++++ Data listing ++++

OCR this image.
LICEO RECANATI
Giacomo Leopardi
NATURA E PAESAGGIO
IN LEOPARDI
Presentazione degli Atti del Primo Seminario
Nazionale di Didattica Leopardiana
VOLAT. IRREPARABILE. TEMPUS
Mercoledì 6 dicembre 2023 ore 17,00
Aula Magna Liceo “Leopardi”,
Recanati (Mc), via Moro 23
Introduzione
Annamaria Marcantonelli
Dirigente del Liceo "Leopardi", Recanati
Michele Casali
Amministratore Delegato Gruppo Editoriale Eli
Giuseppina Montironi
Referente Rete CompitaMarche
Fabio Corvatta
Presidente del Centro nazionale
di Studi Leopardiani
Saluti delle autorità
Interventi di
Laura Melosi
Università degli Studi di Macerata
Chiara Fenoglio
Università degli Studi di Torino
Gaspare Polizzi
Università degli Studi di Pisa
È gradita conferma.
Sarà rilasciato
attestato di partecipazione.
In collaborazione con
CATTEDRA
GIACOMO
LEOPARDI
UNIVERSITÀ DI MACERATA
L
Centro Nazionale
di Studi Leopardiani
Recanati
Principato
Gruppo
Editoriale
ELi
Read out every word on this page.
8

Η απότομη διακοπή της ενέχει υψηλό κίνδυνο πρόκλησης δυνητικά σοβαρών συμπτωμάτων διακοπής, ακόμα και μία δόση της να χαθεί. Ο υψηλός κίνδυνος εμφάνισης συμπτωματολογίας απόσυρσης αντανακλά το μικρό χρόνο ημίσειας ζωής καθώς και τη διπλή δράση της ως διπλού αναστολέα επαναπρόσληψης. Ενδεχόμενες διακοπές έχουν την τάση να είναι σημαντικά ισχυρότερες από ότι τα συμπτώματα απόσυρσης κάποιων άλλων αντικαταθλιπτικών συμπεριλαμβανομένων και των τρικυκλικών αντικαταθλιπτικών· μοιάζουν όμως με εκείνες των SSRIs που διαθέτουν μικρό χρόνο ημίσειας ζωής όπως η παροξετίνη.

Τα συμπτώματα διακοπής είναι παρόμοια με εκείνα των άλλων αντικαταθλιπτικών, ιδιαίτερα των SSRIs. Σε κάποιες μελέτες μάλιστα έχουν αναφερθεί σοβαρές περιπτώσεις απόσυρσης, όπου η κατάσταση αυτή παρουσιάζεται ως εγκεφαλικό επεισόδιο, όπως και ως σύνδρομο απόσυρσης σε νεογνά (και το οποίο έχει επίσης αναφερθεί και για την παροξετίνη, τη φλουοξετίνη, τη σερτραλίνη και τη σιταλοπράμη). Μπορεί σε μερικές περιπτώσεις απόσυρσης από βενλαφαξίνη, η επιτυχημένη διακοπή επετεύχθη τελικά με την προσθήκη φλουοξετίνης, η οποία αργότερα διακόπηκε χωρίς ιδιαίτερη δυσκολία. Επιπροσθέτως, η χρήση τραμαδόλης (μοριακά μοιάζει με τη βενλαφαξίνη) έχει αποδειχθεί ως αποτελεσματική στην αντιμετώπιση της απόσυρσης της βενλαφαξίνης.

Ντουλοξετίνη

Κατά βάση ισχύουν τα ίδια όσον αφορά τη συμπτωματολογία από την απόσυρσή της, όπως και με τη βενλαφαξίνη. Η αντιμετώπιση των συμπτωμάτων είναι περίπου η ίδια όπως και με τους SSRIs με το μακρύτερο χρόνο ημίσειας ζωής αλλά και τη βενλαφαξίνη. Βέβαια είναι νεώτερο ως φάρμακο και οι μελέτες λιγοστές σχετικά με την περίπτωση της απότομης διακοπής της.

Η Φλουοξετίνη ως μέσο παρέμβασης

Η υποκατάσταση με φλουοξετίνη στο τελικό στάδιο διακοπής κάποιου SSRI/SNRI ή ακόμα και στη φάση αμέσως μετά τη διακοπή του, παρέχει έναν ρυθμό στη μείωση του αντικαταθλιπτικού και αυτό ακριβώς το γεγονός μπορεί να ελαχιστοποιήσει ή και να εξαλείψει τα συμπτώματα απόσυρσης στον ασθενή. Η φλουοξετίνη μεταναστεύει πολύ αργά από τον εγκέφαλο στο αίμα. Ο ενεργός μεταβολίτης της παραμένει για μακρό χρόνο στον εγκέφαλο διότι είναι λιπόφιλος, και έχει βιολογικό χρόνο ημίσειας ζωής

++++

List every line above that holds the word "degli".

Response below:
Presentazione degli Atti del Primo Seminario
Università degli Studi di Macerata
Università degli Studi di Torino
Università degli Studi di Pisa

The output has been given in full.